* _Excerpts from a figure dataset_:
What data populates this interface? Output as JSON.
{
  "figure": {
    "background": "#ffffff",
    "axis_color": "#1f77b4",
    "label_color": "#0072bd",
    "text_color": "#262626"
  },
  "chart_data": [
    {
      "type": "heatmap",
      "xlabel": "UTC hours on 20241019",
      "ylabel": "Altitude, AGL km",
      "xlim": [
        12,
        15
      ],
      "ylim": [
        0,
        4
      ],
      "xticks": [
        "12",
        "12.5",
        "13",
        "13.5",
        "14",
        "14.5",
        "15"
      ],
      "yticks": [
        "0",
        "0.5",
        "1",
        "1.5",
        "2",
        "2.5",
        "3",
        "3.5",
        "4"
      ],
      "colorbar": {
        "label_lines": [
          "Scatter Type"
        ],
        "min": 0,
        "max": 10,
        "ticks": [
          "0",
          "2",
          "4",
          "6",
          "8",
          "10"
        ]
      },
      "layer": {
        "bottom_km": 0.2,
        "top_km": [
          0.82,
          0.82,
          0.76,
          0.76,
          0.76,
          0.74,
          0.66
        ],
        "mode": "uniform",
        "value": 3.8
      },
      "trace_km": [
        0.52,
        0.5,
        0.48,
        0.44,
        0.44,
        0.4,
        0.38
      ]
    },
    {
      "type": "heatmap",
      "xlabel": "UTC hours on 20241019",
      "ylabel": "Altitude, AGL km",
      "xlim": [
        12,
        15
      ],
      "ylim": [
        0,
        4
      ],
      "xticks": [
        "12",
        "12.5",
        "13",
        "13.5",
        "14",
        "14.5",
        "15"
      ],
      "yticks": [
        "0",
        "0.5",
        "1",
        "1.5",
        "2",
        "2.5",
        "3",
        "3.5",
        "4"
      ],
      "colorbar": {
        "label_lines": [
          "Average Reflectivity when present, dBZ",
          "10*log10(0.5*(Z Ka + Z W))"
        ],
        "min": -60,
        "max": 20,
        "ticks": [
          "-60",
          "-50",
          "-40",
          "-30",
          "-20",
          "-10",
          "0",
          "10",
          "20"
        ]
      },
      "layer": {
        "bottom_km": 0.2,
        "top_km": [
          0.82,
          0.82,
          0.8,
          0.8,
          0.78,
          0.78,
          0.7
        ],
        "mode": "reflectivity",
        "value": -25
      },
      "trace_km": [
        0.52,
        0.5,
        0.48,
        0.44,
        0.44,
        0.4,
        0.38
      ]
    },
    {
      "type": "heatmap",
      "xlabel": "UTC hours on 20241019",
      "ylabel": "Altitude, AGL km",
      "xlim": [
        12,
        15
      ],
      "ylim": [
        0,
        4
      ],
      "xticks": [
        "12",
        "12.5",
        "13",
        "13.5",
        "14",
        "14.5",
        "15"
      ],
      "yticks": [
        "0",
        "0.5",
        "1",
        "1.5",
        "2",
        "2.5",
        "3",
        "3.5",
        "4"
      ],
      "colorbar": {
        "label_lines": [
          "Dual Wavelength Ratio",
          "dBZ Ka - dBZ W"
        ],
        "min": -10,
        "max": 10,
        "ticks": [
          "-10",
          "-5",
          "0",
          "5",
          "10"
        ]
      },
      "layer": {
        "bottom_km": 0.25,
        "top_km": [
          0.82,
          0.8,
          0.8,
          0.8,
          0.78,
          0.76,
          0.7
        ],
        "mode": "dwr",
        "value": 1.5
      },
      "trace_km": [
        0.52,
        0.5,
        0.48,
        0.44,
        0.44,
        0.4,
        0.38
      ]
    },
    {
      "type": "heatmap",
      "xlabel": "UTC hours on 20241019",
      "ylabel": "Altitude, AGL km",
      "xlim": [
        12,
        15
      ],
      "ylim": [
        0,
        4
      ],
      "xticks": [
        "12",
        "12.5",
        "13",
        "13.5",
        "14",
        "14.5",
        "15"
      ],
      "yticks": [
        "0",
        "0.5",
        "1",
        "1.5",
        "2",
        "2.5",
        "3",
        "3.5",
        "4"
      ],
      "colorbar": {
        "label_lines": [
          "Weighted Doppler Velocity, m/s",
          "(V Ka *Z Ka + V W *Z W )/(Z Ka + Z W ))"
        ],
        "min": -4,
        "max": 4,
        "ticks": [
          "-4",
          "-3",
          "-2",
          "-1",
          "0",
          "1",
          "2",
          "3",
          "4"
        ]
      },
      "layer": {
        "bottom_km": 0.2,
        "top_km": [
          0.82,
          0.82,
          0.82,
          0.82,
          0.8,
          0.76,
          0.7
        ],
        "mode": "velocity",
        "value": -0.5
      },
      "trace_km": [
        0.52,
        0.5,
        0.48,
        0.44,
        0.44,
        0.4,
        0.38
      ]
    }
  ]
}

* _PROMPT_: Write out all of the records above exactly as they appear.

* _WORKED SOLUTION_:
What data populates this interface? Output as JSON.
{
  "figure": {
    "background": "#ffffff",
    "axis_color": "#1f77b4",
    "label_color": "#0072bd",
    "text_color": "#262626"
  },
  "chart_data": [
    {
      "type": "heatmap",
      "xlabel": "UTC hours on 20241019",
      "ylabel": "Altitude, AGL km",
      "xlim": [
        12,
        15
      ],
      "ylim": [
        0,
        4
      ],
      "xticks": [
        "12",
        "12.5",
        "13",
        "13.5",
        "14",
        "14.5",
        "15"
      ],
      "yticks": [
        "0",
        "0.5",
        "1",
        "1.5",
        "2",
        "2.5",
        "3",
        "3.5",
        "4"
      ],
      "colorbar": {
        "label_lines": [
          "Scatter Type"
        ],
        "min": 0,
        "max": 10,
        "ticks": [
          "0",
          "2",
          "4",
          "6",
          "8",
          "10"
        ]
      },
      "layer": {
        "bottom_km": 0.2,
        "top_km": [
          0.82,
          0.82,
          0.76,
          0.76,
          0.76,
          0.74,
          0.66
        ],
        "mode": "uniform",
        "value": 3.8
      },
      "trace_km": [
        0.52,
        0.5,
        0.48,
        0.44,
        0.44,
        0.4,
        0.38
      ]
    },
    {
      "type": "heatmap",
      "xlabel": "UTC hours on 20241019",
      "ylabel": "Altitude, AGL km",
      "xlim": [
        12,
        15
      ],
      "ylim": [
        0,
        4
      ],
      "xticks": [
        "12",
        "12.5",
        "13",
        "13.5",
        "14",
        "14.5",
        "15"
      ],
      "yticks": [
        "0",
        "0.5",
        "1",
        "1.5",
        "2",
        "2.5",
        "3",
        "3.5",
        "4"
      ],
      "colorbar": {
        "label_lines": [
          "Average Reflectivity when present, dBZ",
          "10*log10(0.5*(Z Ka + Z W))"
        ],
        "min": -60,
        "max": 20,
        "ticks": [
          "-60",
          "-50",
          "-40",
          "-30",
          "-20",
          "-10",
          "0",
          "10",
          "20"
        ]
      },
      "layer": {
        "bottom_km": 0.2,
        "top_km": [
          0.82,
          0.82,
          0.8,
          0.8,
          0.78,
          0.78,
          0.7
        ],
        "mode": "reflectivity",
        "value": -25
      },
      "trace_km": [
        0.52,
        0.5,
        0.48,
        0.44,
        0.44,
        0.4,
        0.38
      ]
    },
    {
      "type": "heatmap",
      "xlabel": "UTC hours on 20241019",
      "ylabel": "Altitude, AGL km",
      "xlim": [
        12,
        15
      ],
      "ylim": [
        0,
        4
      ],
      "xticks": [
        "12",
        "12.5",
        "13",
        "13.5",
        "14",
        "14.5",
        "15"
      ],
      "yticks": [
        "0",
        "0.5",
        "1",
        "1.5",
        "2",
        "2.5",
        "3",
        "3.5",
        "4"
      ],
      "colorbar": {
        "label_lines": [
          "Dual Wavelength Ratio",
          "dBZ Ka - dBZ W"
        ],
        "min": -10,
        "max": 10,
        "ticks": [
          "-10",
          "-5",
          "0",
          "5",
          "10"
        ]
      },
      "layer": {
        "bottom_km": 0.25,
        "top_km": [
          0.82,
          0.8,
          0.8,
          0.8,
          0.78,
          0.76,
          0.7
        ],
        "mode": "dwr",
        "value": 1.5
      },
      "trace_km": [
        0.52,
        0.5,
        0.48,
        0.44,
        0.44,
        0.4,
        0.38
      ]
    },
    {
      "type": "heatmap",
      "xlabel": "UTC hours on 20241019",
      "ylabel": "Altitude, AGL km",
      "xlim": [
        12,
        15
      ],
      "ylim": [
        0,
        4
      ],
      "xticks": [
        "12",
        "12.5",
        "13",
        "13.5",
        "14",
        "14.5",
        "15"
      ],
      "yticks": [
        "0",
        "0.5",
        "1",
        "1.5",
        "2",
        "2.5",
        "3",
        "3.5",
        "4"
      ],
      "colorbar": {
        "label_lines": [
          "Weighted Doppler Velocity, m/s",
          "(V Ka *Z Ka + V W *Z W )/(Z Ka + Z W ))"
        ],
        "min": -4,
        "max": 4,
        "ticks": [
          "-4",
          "-3",
          "-2",
          "-1",
          "0",
          "1",
          "2",
          "3",
          "4"
        ]
      },
      "layer": {
        "bottom_km": 0.2,
        "top_km": [
          0.82,
          0.82,
          0.82,
          0.82,
          0.8,
          0.76,
          0.7
        ],
        "mode": "velocity",
        "value": -0.5
      },
      "trace_km": [
        0.52,
        0.5,
        0.48,
        0.44,
        0.44,
        0.4,
        0.38
      ]
    }
  ]
}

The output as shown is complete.